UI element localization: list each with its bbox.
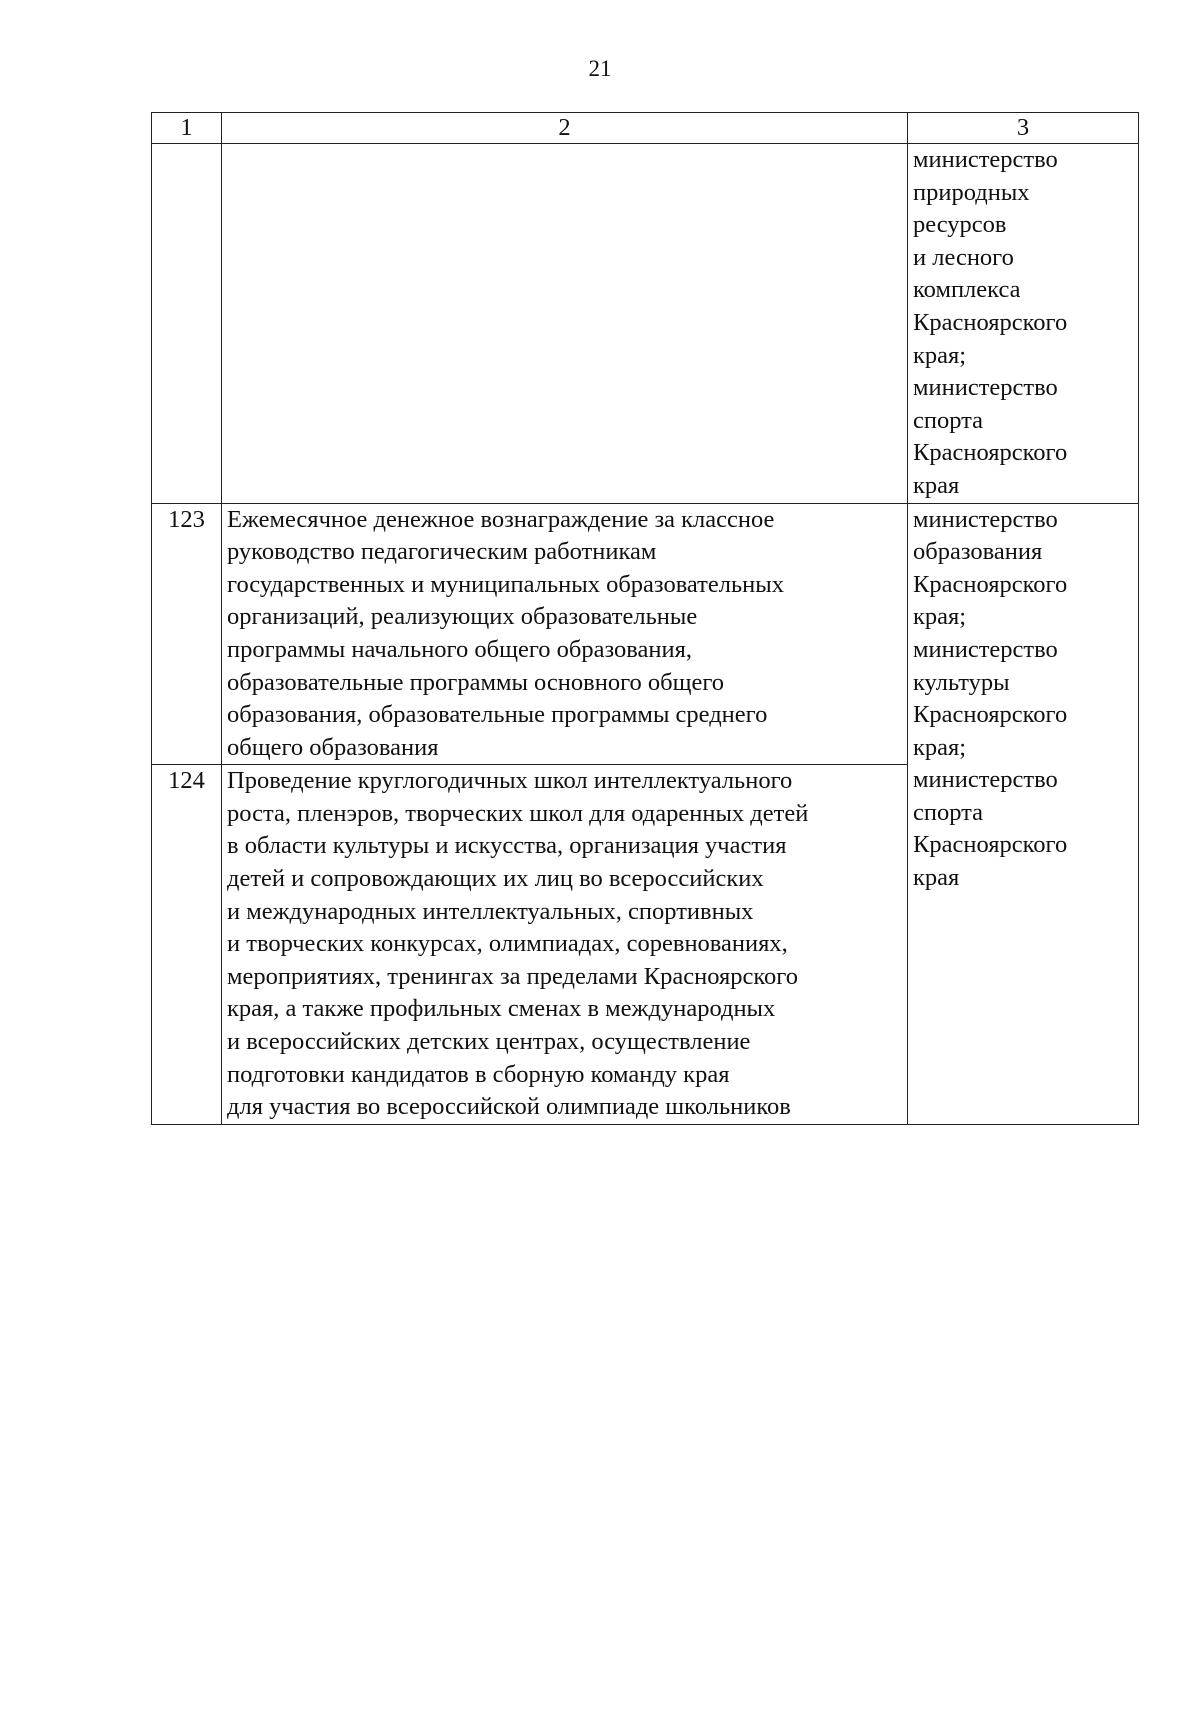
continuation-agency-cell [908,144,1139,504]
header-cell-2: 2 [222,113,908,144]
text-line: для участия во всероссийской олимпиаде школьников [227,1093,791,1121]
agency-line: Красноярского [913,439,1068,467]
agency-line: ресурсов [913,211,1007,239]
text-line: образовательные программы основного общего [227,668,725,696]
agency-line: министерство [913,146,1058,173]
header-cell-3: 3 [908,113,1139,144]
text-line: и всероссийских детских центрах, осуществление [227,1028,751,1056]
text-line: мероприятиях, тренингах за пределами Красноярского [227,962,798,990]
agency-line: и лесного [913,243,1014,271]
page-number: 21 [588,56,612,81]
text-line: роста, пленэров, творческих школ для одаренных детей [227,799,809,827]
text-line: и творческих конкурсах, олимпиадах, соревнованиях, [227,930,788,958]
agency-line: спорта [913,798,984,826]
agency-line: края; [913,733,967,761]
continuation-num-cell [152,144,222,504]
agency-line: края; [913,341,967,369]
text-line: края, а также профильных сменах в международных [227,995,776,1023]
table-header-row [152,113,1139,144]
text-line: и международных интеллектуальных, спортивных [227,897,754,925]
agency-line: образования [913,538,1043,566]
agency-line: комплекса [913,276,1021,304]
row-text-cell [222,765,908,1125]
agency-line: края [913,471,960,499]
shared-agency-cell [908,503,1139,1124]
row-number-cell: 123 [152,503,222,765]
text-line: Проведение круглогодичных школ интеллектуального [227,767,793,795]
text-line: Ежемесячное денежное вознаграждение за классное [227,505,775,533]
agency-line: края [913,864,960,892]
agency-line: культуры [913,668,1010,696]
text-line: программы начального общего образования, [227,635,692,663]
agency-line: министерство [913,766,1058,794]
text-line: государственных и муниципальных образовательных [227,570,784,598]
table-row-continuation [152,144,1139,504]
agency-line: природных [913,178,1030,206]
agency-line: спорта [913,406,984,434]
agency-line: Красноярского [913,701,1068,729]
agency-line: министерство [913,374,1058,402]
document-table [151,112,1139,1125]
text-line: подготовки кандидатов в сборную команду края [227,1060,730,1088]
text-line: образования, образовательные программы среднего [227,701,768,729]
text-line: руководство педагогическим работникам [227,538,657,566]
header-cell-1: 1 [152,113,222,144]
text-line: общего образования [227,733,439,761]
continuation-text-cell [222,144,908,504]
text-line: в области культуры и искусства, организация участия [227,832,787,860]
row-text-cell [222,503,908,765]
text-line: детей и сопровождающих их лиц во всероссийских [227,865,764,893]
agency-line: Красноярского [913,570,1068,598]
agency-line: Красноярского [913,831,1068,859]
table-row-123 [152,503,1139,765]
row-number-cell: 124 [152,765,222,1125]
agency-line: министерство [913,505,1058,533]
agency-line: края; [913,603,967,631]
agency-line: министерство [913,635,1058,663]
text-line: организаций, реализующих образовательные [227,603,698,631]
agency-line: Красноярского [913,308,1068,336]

────────────────────

Transcribe the listing above line for line, character for character, and leave the picture out of your copy.

[Exercise output]
UI element localization: list each with its bbox.
continuation-agency-cell [908,144,1139,504]
header-cell-2: 2 [222,113,908,144]
text-line: для участия во всероссийской олимпиаде школьников [227,1093,791,1121]
agency-line: Красноярского [913,439,1068,467]
agency-line: ресурсов [913,211,1007,239]
text-line: образовательные программы основного общего [227,668,725,696]
agency-line: министерство [913,146,1058,173]
header-cell-3: 3 [908,113,1139,144]
text-line: и всероссийских детских центрах, осуществление [227,1028,751,1056]
text-line: мероприятиях, тренингах за пределами Красноярского [227,962,798,990]
agency-line: и лесного [913,243,1014,271]
page-number: 21 [588,56,612,81]
text-line: роста, пленэров, творческих школ для одаренных детей [227,799,809,827]
text-line: и творческих конкурсах, олимпиадах, соревнованиях, [227,930,788,958]
agency-line: спорта [913,798,984,826]
agency-line: края; [913,733,967,761]
continuation-num-cell [152,144,222,504]
agency-line: края; [913,341,967,369]
text-line: края, а также профильных сменах в международных [227,995,776,1023]
table-header-row [152,113,1139,144]
text-line: и международных интеллектуальных, спортивных [227,897,754,925]
agency-line: образования [913,538,1043,566]
agency-line: комплекса [913,276,1021,304]
row-text-cell [222,765,908,1125]
agency-line: края [913,471,960,499]
shared-agency-cell [908,503,1139,1124]
row-number-cell: 123 [152,503,222,765]
text-line: Проведение круглогодичных школ интеллектуального [227,767,793,795]
text-line: Ежемесячное денежное вознаграждение за классное [227,505,775,533]
agency-line: края [913,864,960,892]
agency-line: культуры [913,668,1010,696]
text-line: программы начального общего образования, [227,635,692,663]
agency-line: министерство [913,766,1058,794]
text-line: государственных и муниципальных образовательных [227,570,784,598]
table-row-continuation [152,144,1139,504]
agency-line: природных [913,178,1030,206]
agency-line: спорта [913,406,984,434]
agency-line: Красноярского [913,701,1068,729]
agency-line: министерство [913,374,1058,402]
document-table [151,112,1139,1125]
text-line: подготовки кандидатов в сборную команду края [227,1060,730,1088]
text-line: образования, образовательные программы среднего [227,701,768,729]
text-line: руководство педагогическим работникам [227,538,657,566]
header-cell-1: 1 [152,113,222,144]
text-line: общего образования [227,733,439,761]
continuation-text-cell [222,144,908,504]
text-line: в области культуры и искусства, организация участия [227,832,787,860]
row-text-cell [222,503,908,765]
text-line: детей и сопровождающих их лиц во всероссийских [227,865,764,893]
agency-line: Красноярского [913,570,1068,598]
agency-line: Красноярского [913,831,1068,859]
table-row-123 [152,503,1139,765]
row-number-cell: 124 [152,765,222,1125]
agency-line: министерство [913,505,1058,533]
agency-line: края; [913,603,967,631]
agency-line: министерство [913,635,1058,663]
text-line: организаций, реализующих образовательные [227,603,698,631]
agency-line: Красноярского [913,308,1068,336]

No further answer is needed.